● Task requirements:
Repeat the material in full. Keep every line exactly as it is.

● Dataset rows:
┌────────

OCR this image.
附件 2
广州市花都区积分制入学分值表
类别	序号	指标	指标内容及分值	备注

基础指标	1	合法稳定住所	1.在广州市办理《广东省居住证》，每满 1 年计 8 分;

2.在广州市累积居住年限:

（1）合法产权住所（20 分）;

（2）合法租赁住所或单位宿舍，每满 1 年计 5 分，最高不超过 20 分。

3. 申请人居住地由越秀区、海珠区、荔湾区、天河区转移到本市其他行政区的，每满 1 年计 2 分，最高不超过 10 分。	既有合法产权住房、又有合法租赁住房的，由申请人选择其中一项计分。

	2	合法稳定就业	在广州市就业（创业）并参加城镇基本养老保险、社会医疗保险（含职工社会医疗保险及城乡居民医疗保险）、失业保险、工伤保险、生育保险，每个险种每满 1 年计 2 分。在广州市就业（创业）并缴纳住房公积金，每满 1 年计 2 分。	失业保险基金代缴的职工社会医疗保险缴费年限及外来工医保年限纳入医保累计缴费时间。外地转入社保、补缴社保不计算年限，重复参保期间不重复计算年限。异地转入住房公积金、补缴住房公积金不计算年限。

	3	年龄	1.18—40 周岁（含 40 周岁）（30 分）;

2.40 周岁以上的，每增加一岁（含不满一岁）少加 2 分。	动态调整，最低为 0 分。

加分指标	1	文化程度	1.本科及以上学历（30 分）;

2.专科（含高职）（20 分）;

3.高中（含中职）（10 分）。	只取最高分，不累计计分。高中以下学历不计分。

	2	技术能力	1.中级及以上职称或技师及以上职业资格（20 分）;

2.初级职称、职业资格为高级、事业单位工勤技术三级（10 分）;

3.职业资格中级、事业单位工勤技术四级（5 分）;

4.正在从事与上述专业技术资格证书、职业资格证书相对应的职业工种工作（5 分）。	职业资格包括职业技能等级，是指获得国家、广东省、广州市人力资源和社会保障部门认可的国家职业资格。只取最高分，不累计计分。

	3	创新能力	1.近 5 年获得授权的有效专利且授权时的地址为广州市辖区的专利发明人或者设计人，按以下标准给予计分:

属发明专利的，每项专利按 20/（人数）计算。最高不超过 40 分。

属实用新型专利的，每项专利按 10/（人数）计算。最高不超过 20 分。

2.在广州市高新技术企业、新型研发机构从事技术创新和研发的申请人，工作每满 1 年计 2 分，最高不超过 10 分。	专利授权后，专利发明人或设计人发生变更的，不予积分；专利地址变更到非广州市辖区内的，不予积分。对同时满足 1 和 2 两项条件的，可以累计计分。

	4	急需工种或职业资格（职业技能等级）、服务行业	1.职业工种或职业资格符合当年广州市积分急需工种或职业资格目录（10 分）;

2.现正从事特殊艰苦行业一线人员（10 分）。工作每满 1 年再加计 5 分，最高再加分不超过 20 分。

└────────

● Output:
OCR this image.
附件 2
广州市花都区积分制入学分值表
类别	序号	指标	指标内容及分值	备注

基础指标	1	合法稳定住所	1.在广州市办理《广东省居住证》，每满 1 年计 8 分;

2.在广州市累积居住年限:

（1）合法产权住所（20 分）;

（2）合法租赁住所或单位宿舍，每满 1 年计 5 分，最高不超过 20 分。

3. 申请人居住地由越秀区、海珠区、荔湾区、天河区转移到本市其他行政区的，每满 1 年计 2 分，最高不超过 10 分。	既有合法产权住房、又有合法租赁住房的，由申请人选择其中一项计分。

	2	合法稳定就业	在广州市就业（创业）并参加城镇基本养老保险、社会医疗保险（含职工社会医疗保险及城乡居民医疗保险）、失业保险、工伤保险、生育保险，每个险种每满 1 年计 2 分。在广州市就业（创业）并缴纳住房公积金，每满 1 年计 2 分。	失业保险基金代缴的职工社会医疗保险缴费年限及外来工医保年限纳入医保累计缴费时间。外地转入社保、补缴社保不计算年限，重复参保期间不重复计算年限。异地转入住房公积金、补缴住房公积金不计算年限。

	3	年龄	1.18—40 周岁（含 40 周岁）（30 分）;

2.40 周岁以上的，每增加一岁（含不满一岁）少加 2 分。	动态调整，最低为 0 分。

加分指标	1	文化程度	1.本科及以上学历（30 分）;

2.专科（含高职）（20 分）;

3.高中（含中职）（10 分）。	只取最高分，不累计计分。高中以下学历不计分。

	2	技术能力	1.中级及以上职称或技师及以上职业资格（20 分）;

2.初级职称、职业资格为高级、事业单位工勤技术三级（10 分）;

3.职业资格中级、事业单位工勤技术四级（5 分）;

4.正在从事与上述专业技术资格证书、职业资格证书相对应的职业工种工作（5 分）。	职业资格包括职业技能等级，是指获得国家、广东省、广州市人力资源和社会保障部门认可的国家职业资格。只取最高分，不累计计分。

	3	创新能力	1.近 5 年获得授权的有效专利且授权时的地址为广州市辖区的专利发明人或者设计人，按以下标准给予计分:

属发明专利的，每项专利按 20/（人数）计算。最高不超过 40 分。

属实用新型专利的，每项专利按 10/（人数）计算。最高不超过 20 分。

2.在广州市高新技术企业、新型研发机构从事技术创新和研发的申请人，工作每满 1 年计 2 分，最高不超过 10 分。	专利授权后，专利发明人或设计人发生变更的，不予积分；专利地址变更到非广州市辖区内的，不予积分。对同时满足 1 和 2 两项条件的，可以累计计分。

	4	急需工种或职业资格（职业技能等级）、服务行业	1.职业工种或职业资格符合当年广州市积分急需工种或职业资格目录（10 分）;

2.现正从事特殊艰苦行业一线人员（10 分）。工作每满 1 年再加计 5 分，最高再加分不超过 20 分。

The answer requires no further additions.